[START]

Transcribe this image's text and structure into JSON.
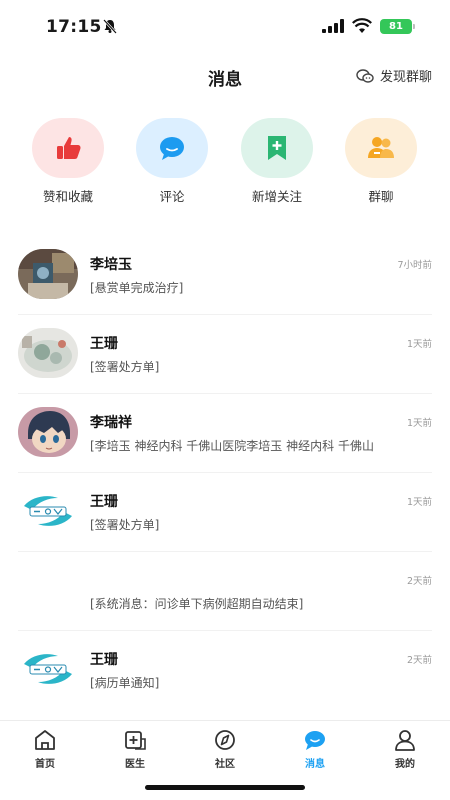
{
  "status_bar": {
    "time": "17:15",
    "battery": "81"
  },
  "header": {
    "title": "消息",
    "discover_label": "发现群聊"
  },
  "quick_actions": [
    {
      "label": "赞和收藏",
      "icon": "thumbs-up-icon",
      "bg": "#fde4e4",
      "color": "#e83b3b"
    },
    {
      "label": "评论",
      "icon": "comment-bubble-icon",
      "bg": "#dcefff",
      "color": "#1d9bf0"
    },
    {
      "label": "新增关注",
      "icon": "follow-plus-icon",
      "bg": "#ddf3ea",
      "color": "#2bb673"
    },
    {
      "label": "群聊",
      "icon": "group-icon",
      "bg": "#fdeed8",
      "color": "#f5a623"
    }
  ],
  "messages": [
    {
      "name": "李培玉",
      "time": "7小时前",
      "preview": "[悬赏单完成治疗]",
      "avatar": "photo-avatar"
    },
    {
      "name": "王珊",
      "time": "1天前",
      "preview": "[签署处方单]",
      "avatar": "photo-avatar"
    },
    {
      "name": "李瑞祥",
      "time": "1天前",
      "preview": "[李培玉 神经内科 千佛山医院李培玉 神经内科 千佛山",
      "avatar": "cartoon-avatar"
    },
    {
      "name": "王珊",
      "time": "1天前",
      "preview": "[签署处方单]",
      "avatar": "logo-avatar"
    },
    {
      "name": "",
      "time": "2天前",
      "preview": "[系统消息：问诊单下病例超期自动结束]",
      "avatar": ""
    },
    {
      "name": "王珊",
      "time": "2天前",
      "preview": "[病历单通知]",
      "avatar": "logo-avatar"
    }
  ],
  "tabs": [
    {
      "label": "首页",
      "icon": "home-icon"
    },
    {
      "label": "医生",
      "icon": "doctor-icon"
    },
    {
      "label": "社区",
      "icon": "compass-icon"
    },
    {
      "label": "消息",
      "icon": "message-icon",
      "active": true
    },
    {
      "label": "我的",
      "icon": "profile-icon"
    }
  ],
  "colors": {
    "accent": "#1da1f2"
  }
}
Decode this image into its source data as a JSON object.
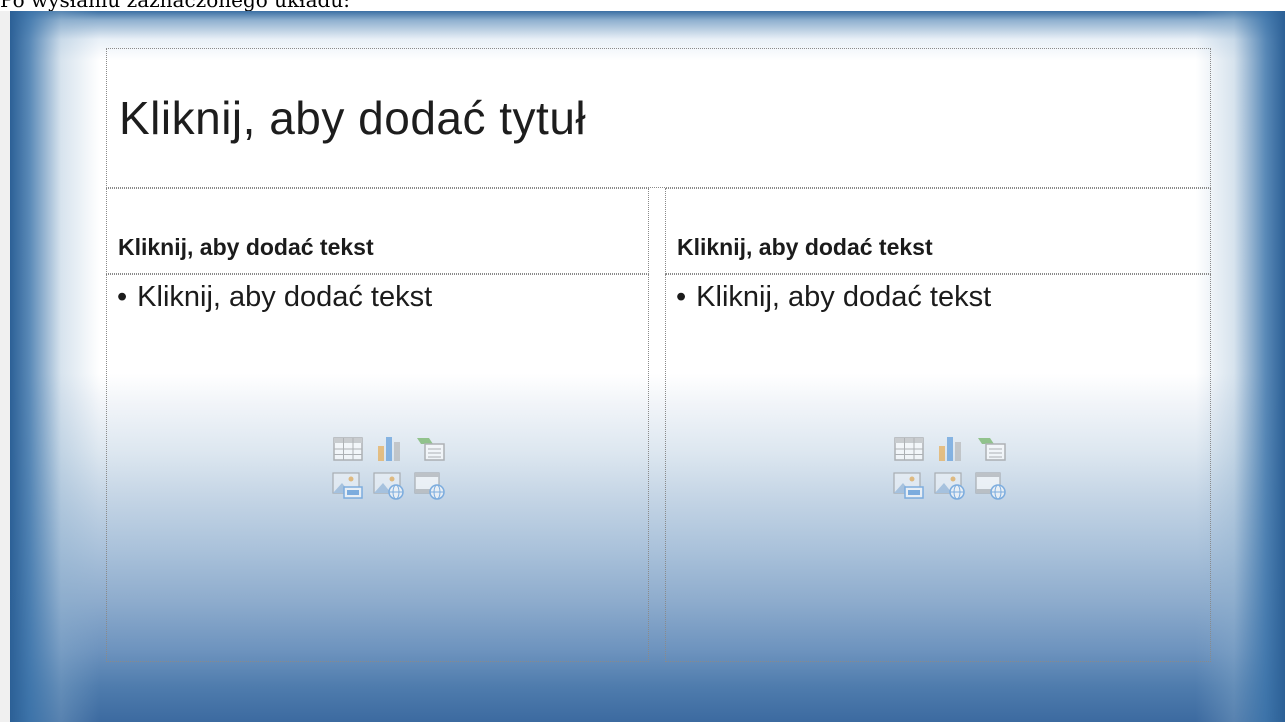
{
  "caption": {
    "text": "Po wysłaniu zaznaczonego układu:"
  },
  "slide": {
    "title_placeholder": "Kliknij, aby dodać tytuł",
    "columns": [
      {
        "heading_placeholder": "Kliknij, aby dodać tekst",
        "bullet": "•",
        "body_placeholder": "Kliknij, aby dodać tekst",
        "insert_icons": [
          "table-icon",
          "chart-icon",
          "smartart-icon",
          "picture-icon",
          "online-picture-icon",
          "video-icon"
        ]
      },
      {
        "heading_placeholder": "Kliknij, aby dodać tekst",
        "bullet": "•",
        "body_placeholder": "Kliknij, aby dodać tekst",
        "insert_icons": [
          "table-icon",
          "chart-icon",
          "smartart-icon",
          "picture-icon",
          "online-picture-icon",
          "video-icon"
        ]
      }
    ],
    "colors": {
      "edge_blue": "#2c6096",
      "bottom_blue": "#3c6aa0",
      "icon_gray": "#8d8d8d",
      "icon_orange": "#e8a33c",
      "icon_blue": "#4a90d9",
      "icon_green": "#5ca84a"
    }
  }
}
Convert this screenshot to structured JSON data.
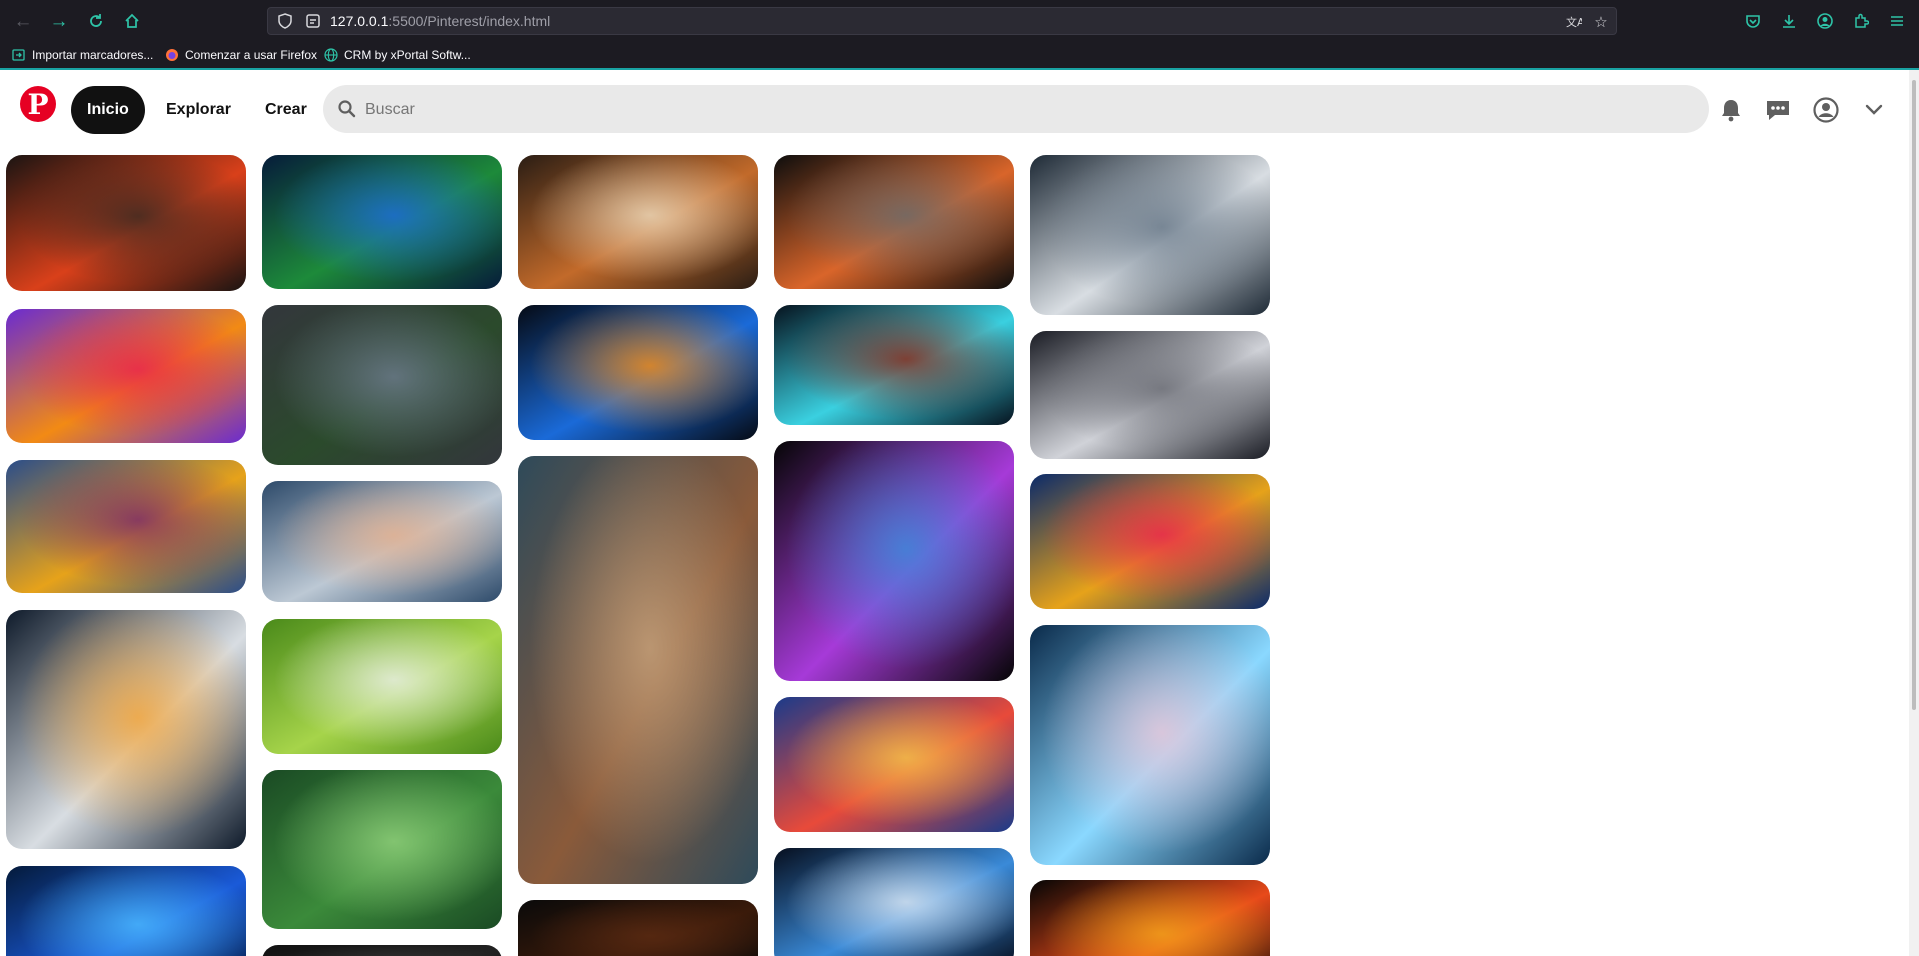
{
  "browser": {
    "url_host": "127.0.0.1",
    "url_path": ":5500/Pinterest/index.html",
    "bookmarks": [
      {
        "label": "Importar marcadores...",
        "icon": "import-icon"
      },
      {
        "label": "Comenzar a usar Firefox",
        "icon": "firefox-icon"
      },
      {
        "label": "CRM by xPortal Softw...",
        "icon": "globe-icon"
      }
    ]
  },
  "header": {
    "logo_letter": "P",
    "nav": {
      "home": "Inicio",
      "explore": "Explorar",
      "create": "Crear"
    },
    "search_placeholder": "Buscar"
  },
  "pins": [
    {
      "subject": "autumn-leaf",
      "colors": [
        "#1a1412",
        "#d9401a",
        "#3a2a22"
      ]
    },
    {
      "subject": "colorful-smoke",
      "colors": [
        "#6a2bd1",
        "#f28a14",
        "#e8234f"
      ]
    },
    {
      "subject": "cat-in-fantasy-forest",
      "colors": [
        "#2a4d8a",
        "#e6a21a",
        "#7a2a6a"
      ]
    },
    {
      "subject": "robot-lightbulb",
      "colors": [
        "#0e1a2a",
        "#d8dde2",
        "#f3a53a"
      ]
    },
    {
      "subject": "blue-lights",
      "colors": [
        "#041a3a",
        "#1a5ad8",
        "#4ab8ff"
      ]
    },
    {
      "subject": "tree-on-circuit-board",
      "colors": [
        "#061b3a",
        "#1d8a3a",
        "#1c6ad8"
      ]
    },
    {
      "subject": "child-and-plant",
      "colors": [
        "#33363c",
        "#2b4a2c",
        "#6b7a8a"
      ]
    },
    {
      "subject": "robot-handshake",
      "colors": [
        "#2d4a6a",
        "#bcc8d4",
        "#e3b08f"
      ]
    },
    {
      "subject": "robot-hand-daisy",
      "colors": [
        "#4a8a1a",
        "#a6d44a",
        "#e8eee4"
      ]
    },
    {
      "subject": "water-drops-leaves",
      "colors": [
        "#1a4a24",
        "#3b8a3a",
        "#8fcf7a"
      ]
    },
    {
      "subject": "dark-pin",
      "colors": [
        "#111111",
        "#222222",
        "#333333"
      ]
    },
    {
      "subject": "cubist-painting",
      "colors": [
        "#2a1d14",
        "#c26a2a",
        "#e9d6b8"
      ]
    },
    {
      "subject": "light-speed-streaks",
      "colors": [
        "#050a14",
        "#1a6ad8",
        "#f28a14"
      ]
    },
    {
      "subject": "surreal-head-collage",
      "colors": [
        "#2e4a5a",
        "#8a5a3a",
        "#c4a07a"
      ]
    },
    {
      "subject": "dark-pin-bottom",
      "colors": [
        "#0a0a0a",
        "#3a1a0a",
        "#5a2a12"
      ]
    },
    {
      "subject": "chip-on-board",
      "colors": [
        "#0d0d0d",
        "#d9652a",
        "#6a6a6a"
      ]
    },
    {
      "subject": "woman-with-screens",
      "colors": [
        "#06121e",
        "#3ad0e0",
        "#8a2a1a"
      ]
    },
    {
      "subject": "book-and-magic",
      "colors": [
        "#050505",
        "#a63ad8",
        "#3a8ad8"
      ]
    },
    {
      "subject": "people-with-phones",
      "colors": [
        "#1a3a8a",
        "#e84a3a",
        "#f2c14a"
      ]
    },
    {
      "subject": "vr-headset-icons",
      "colors": [
        "#060e1e",
        "#3a8ad8",
        "#d8e4f0"
      ]
    },
    {
      "subject": "robot-at-blackboard",
      "colors": [
        "#1e2a36",
        "#d8dde2",
        "#6a7a8a"
      ]
    },
    {
      "subject": "robot-typing",
      "colors": [
        "#1a1c24",
        "#d0d2d8",
        "#6a6c74"
      ]
    },
    {
      "subject": "ai-brain-network",
      "colors": [
        "#0a2a6a",
        "#e6a21a",
        "#e8234f"
      ]
    },
    {
      "subject": "ai-circuit-brain",
      "colors": [
        "#0a2a4a",
        "#8ad8ff",
        "#e8c6d8"
      ]
    },
    {
      "subject": "sunset-planet",
      "colors": [
        "#050505",
        "#e84a1a",
        "#f2a21a"
      ]
    }
  ]
}
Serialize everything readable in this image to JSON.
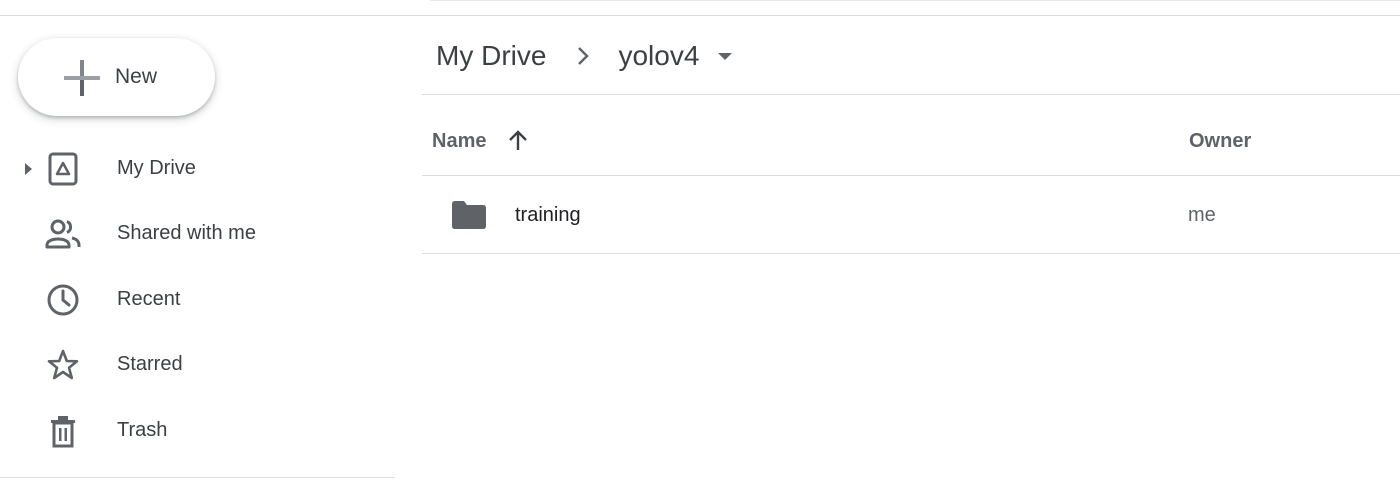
{
  "sidebar": {
    "new_label": "New",
    "items": [
      {
        "label": "My Drive",
        "icon": "my-drive-icon",
        "expandable": true
      },
      {
        "label": "Shared with me",
        "icon": "shared-people-icon"
      },
      {
        "label": "Recent",
        "icon": "clock-icon"
      },
      {
        "label": "Starred",
        "icon": "star-icon"
      },
      {
        "label": "Trash",
        "icon": "trash-icon"
      }
    ]
  },
  "breadcrumb": {
    "root": "My Drive",
    "current": "yolov4"
  },
  "table": {
    "columns": {
      "name": "Name",
      "owner": "Owner"
    },
    "sort": "ascending",
    "rows": [
      {
        "name": "training",
        "owner": "me",
        "type": "folder-icon"
      }
    ]
  },
  "colors": {
    "text": "#3c4043",
    "muted": "#5f6368",
    "divider": "#dadce0",
    "folder": "#5f6368"
  }
}
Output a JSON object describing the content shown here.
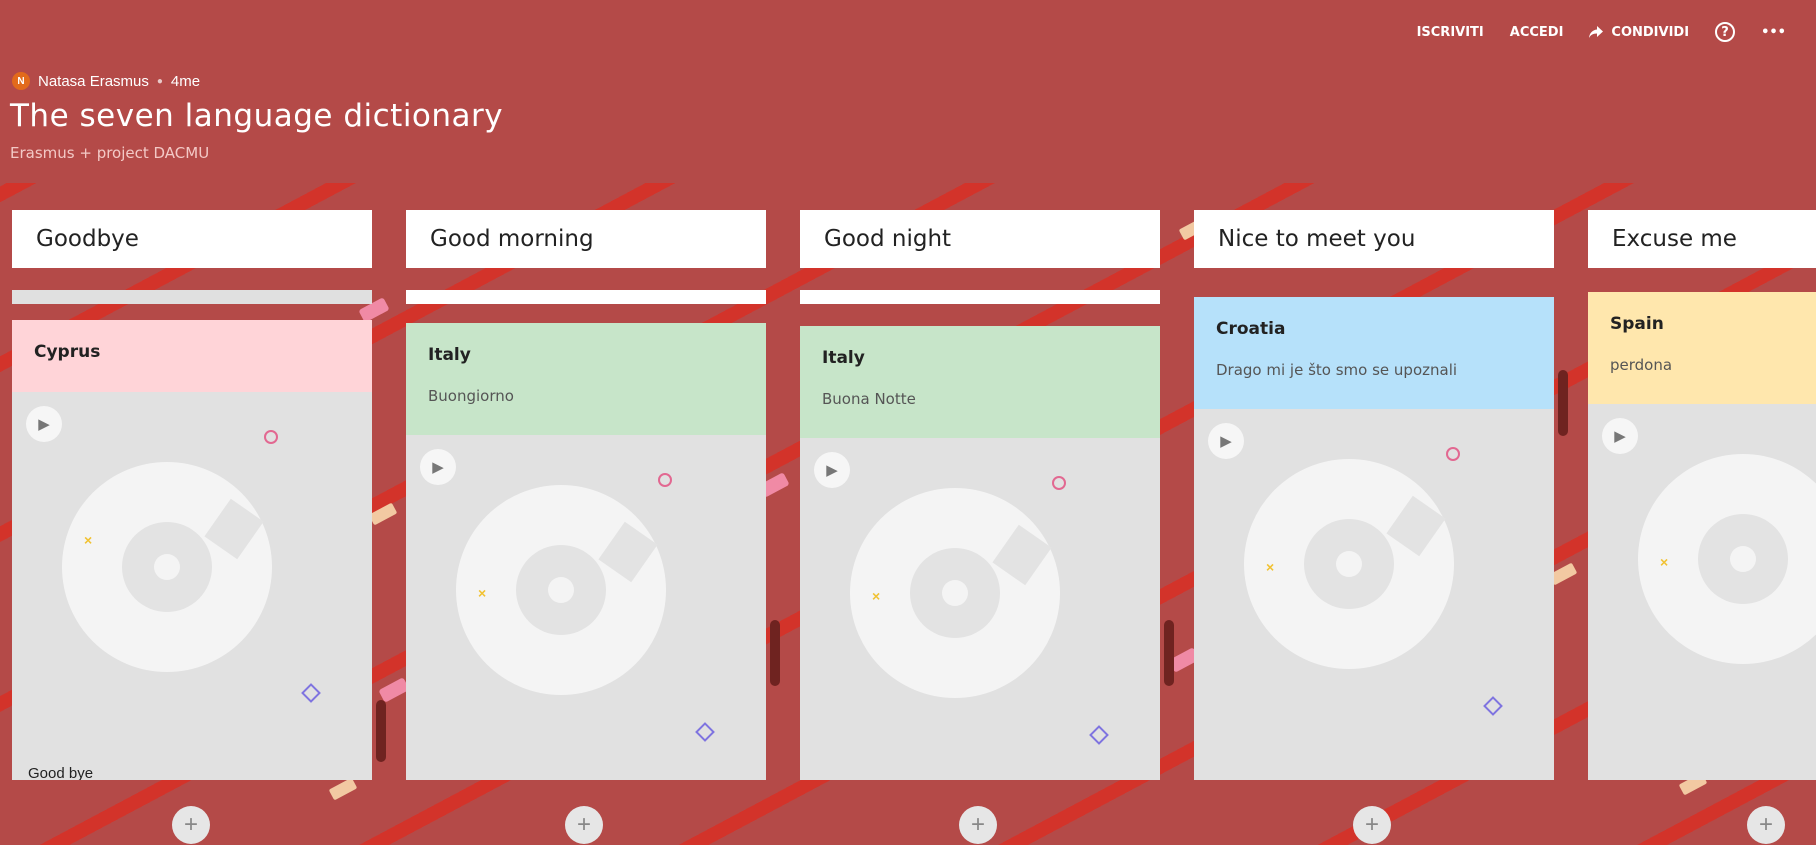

[END]

THE REQUEST – Reply with the number of lines in the preceding entries that contain "object", and no other words.

SOLUTION – 2